Material to process:
☆ ☆ ☆ ☆

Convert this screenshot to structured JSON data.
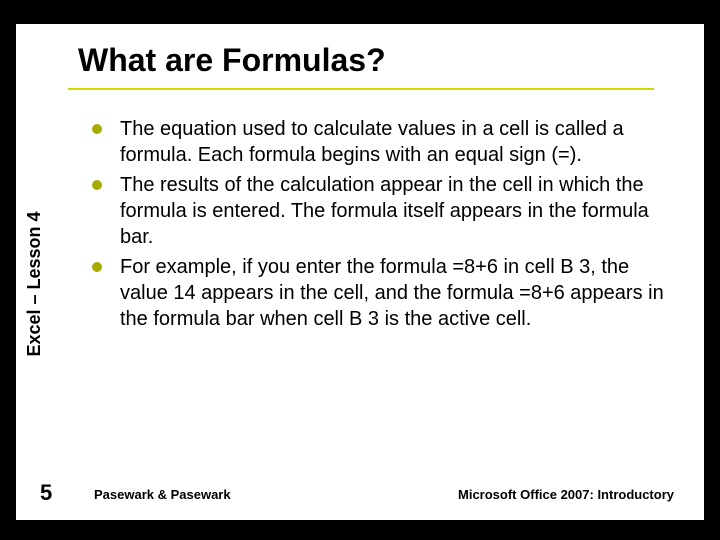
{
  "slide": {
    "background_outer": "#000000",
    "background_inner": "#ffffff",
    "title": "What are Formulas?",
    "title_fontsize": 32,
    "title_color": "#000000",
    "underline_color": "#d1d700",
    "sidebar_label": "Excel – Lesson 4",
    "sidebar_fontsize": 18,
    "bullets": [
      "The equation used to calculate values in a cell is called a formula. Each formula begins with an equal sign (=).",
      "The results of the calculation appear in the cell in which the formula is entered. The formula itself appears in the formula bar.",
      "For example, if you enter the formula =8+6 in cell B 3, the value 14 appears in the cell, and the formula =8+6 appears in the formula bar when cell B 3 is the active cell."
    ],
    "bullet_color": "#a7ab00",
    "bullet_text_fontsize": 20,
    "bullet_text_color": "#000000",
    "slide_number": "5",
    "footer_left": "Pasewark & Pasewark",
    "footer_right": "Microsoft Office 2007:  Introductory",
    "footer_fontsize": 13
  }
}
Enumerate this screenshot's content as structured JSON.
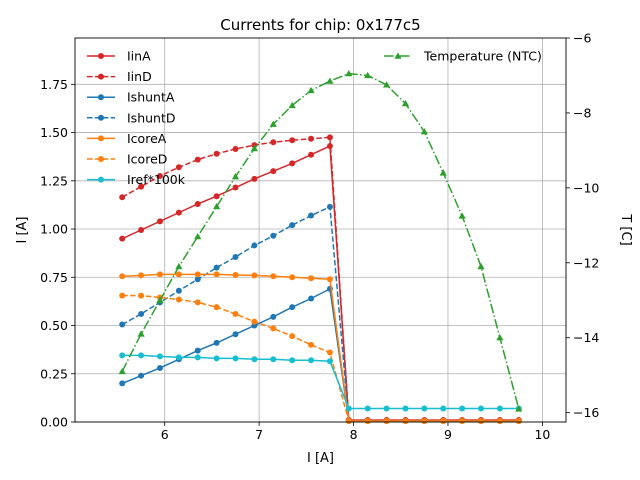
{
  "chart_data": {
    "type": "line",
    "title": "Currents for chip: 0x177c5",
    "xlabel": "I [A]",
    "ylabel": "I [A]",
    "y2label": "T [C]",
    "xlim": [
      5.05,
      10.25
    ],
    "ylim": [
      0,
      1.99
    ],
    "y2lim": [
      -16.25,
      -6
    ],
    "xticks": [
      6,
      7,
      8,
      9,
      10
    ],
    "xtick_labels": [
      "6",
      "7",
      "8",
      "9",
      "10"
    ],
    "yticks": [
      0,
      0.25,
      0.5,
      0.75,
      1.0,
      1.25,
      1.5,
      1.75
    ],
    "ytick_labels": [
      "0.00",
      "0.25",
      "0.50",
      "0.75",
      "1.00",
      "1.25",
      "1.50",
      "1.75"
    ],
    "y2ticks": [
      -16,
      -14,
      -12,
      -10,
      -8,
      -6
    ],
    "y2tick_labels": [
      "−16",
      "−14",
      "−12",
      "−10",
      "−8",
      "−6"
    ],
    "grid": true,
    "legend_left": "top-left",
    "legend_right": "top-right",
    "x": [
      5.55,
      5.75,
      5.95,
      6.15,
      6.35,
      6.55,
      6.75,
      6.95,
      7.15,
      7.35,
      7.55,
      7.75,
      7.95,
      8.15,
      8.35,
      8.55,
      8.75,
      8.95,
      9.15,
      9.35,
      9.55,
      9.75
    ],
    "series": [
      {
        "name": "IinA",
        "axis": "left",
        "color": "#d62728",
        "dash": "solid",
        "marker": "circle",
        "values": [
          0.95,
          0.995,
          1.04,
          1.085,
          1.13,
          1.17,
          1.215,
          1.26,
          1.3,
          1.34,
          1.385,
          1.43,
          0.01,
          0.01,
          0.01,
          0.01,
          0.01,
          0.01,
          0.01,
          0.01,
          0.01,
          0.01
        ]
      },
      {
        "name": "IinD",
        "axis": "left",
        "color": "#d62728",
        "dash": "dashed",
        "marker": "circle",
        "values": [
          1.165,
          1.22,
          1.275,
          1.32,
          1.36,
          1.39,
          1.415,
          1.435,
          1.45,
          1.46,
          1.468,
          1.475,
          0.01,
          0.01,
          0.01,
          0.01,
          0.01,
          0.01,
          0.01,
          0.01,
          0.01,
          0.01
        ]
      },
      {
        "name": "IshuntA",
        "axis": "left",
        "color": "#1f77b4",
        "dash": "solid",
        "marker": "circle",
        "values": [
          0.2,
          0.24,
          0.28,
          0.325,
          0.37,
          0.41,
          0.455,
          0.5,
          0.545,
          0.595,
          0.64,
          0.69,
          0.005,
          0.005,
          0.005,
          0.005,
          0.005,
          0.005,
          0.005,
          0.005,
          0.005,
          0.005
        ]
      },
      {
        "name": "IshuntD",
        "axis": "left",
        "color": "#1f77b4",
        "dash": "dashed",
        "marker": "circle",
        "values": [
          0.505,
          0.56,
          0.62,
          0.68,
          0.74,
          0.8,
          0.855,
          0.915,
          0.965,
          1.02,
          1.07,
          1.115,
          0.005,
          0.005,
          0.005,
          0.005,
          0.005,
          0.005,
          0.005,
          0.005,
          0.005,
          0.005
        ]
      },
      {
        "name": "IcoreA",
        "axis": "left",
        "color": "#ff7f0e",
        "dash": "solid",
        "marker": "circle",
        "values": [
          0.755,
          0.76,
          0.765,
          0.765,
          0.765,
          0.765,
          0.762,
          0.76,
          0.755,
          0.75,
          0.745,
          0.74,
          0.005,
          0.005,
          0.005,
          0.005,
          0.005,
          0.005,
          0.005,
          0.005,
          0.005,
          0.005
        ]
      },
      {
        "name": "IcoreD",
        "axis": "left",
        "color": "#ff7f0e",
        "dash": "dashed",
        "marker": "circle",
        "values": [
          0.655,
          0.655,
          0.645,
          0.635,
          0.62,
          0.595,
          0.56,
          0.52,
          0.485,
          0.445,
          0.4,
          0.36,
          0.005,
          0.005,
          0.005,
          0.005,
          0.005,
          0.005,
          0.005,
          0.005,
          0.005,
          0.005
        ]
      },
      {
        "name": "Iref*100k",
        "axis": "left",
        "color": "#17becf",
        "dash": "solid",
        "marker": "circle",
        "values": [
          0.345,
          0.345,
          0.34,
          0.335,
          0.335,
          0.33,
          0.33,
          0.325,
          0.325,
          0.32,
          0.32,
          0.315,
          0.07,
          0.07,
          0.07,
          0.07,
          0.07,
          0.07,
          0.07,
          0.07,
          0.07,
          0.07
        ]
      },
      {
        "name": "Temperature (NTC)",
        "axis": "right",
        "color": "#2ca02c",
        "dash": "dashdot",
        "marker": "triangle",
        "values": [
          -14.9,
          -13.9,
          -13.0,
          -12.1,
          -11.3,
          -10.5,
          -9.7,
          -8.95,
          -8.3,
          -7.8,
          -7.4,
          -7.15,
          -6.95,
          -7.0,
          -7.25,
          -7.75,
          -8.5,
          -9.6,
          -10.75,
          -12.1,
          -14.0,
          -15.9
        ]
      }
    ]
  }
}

☆ ☆ ☆ ☆

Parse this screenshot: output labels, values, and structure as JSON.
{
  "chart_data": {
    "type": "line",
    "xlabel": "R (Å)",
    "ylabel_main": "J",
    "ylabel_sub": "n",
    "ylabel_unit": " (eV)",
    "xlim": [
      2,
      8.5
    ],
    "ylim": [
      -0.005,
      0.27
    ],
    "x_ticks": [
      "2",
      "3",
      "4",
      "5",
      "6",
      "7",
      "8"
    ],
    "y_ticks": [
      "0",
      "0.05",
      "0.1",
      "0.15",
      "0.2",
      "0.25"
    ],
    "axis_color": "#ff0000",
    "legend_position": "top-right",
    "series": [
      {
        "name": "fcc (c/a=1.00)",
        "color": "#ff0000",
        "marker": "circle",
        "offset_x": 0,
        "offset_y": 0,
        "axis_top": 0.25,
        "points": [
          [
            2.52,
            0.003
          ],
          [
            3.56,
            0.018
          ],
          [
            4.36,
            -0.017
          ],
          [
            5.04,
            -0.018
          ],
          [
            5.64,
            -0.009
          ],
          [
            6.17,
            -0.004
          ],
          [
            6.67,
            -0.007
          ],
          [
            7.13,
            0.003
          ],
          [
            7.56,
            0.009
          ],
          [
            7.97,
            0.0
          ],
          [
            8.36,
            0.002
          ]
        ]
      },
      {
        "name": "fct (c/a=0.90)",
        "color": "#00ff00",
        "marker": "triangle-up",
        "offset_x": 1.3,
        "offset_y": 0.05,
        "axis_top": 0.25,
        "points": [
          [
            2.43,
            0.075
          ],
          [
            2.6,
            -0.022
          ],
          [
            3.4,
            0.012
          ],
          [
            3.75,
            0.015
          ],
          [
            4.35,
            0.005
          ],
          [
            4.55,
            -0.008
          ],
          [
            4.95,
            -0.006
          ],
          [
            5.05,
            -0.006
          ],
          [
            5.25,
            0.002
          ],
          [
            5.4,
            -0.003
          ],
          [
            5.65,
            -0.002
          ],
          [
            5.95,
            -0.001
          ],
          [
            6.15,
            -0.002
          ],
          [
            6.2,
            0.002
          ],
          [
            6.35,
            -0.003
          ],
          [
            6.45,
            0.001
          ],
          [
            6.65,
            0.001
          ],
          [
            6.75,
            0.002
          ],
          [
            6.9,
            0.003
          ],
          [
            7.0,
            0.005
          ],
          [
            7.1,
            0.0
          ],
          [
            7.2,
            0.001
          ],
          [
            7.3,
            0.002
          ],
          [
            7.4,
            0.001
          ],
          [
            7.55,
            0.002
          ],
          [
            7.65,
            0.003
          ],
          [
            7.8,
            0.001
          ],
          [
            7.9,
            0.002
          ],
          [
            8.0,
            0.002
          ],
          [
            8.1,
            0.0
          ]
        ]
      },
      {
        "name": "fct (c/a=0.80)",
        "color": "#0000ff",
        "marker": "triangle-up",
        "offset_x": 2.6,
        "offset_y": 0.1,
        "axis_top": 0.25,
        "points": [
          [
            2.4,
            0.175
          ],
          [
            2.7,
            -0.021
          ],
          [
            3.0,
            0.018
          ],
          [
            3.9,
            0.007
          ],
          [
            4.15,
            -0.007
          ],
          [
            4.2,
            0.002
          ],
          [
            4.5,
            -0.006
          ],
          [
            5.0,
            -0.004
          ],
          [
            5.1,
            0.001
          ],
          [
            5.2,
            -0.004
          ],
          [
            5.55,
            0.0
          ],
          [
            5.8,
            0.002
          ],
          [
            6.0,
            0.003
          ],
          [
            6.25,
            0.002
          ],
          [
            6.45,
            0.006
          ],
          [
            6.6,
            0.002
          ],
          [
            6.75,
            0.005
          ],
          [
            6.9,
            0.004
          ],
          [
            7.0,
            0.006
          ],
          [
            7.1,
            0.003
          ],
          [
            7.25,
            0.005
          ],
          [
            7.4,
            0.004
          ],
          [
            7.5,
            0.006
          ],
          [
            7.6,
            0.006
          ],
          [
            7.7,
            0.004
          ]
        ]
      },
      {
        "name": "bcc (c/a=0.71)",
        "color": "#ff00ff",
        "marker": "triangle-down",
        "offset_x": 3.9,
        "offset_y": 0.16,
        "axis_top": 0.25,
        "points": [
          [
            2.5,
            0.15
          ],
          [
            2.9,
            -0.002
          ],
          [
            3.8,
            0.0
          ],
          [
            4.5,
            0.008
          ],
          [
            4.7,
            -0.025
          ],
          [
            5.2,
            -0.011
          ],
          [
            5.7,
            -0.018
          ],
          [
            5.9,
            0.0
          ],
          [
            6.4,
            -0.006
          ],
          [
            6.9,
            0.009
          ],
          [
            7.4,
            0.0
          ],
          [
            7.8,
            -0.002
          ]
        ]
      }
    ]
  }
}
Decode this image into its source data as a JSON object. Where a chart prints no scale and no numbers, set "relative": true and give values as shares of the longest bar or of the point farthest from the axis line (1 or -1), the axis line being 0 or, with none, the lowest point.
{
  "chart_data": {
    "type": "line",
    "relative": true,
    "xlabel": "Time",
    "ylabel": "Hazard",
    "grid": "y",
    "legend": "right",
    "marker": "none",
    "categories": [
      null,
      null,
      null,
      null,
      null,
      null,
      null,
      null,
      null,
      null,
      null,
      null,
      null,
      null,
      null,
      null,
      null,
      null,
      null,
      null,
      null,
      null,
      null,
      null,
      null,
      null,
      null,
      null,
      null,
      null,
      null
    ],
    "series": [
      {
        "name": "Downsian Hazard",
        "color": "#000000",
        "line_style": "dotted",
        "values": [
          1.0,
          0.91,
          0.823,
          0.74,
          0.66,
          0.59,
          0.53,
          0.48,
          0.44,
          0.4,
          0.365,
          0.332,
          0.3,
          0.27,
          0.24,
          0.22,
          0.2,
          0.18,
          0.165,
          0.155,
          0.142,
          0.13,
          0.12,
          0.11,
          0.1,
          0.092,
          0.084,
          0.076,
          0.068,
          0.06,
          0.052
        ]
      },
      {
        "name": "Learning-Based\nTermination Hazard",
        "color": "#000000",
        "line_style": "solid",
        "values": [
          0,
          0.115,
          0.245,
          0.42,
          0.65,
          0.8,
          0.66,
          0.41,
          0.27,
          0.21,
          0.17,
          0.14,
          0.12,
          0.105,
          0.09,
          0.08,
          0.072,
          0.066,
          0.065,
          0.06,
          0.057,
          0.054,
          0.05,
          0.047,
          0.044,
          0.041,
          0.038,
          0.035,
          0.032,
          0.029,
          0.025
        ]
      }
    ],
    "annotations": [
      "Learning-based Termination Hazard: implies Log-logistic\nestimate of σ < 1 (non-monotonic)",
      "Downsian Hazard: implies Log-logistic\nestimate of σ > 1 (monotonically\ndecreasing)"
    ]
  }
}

☆ ☆ ☆ ☆

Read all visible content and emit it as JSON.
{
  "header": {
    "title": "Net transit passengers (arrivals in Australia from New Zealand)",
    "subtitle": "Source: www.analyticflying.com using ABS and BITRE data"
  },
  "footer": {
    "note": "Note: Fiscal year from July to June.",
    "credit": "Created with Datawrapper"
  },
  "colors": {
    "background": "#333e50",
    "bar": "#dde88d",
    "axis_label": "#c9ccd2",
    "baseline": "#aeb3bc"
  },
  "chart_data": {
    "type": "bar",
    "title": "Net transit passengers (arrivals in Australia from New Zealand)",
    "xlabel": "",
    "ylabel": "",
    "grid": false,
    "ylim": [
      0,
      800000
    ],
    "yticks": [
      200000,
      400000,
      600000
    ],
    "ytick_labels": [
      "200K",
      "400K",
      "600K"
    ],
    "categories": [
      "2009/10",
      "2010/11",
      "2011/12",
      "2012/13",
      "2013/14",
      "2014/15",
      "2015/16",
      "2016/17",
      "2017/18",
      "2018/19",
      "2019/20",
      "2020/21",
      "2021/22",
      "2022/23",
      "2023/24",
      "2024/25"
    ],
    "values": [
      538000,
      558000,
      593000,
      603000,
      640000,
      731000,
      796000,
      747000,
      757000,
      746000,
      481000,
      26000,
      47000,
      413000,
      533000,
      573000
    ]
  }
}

☆ ☆ ☆ ☆

Written task: Pick out every line above that holds the word "content" and copy it.

Reply:
Enumerate this screenshot's content as structured JSON.
Read all visible content and emit it as JSON.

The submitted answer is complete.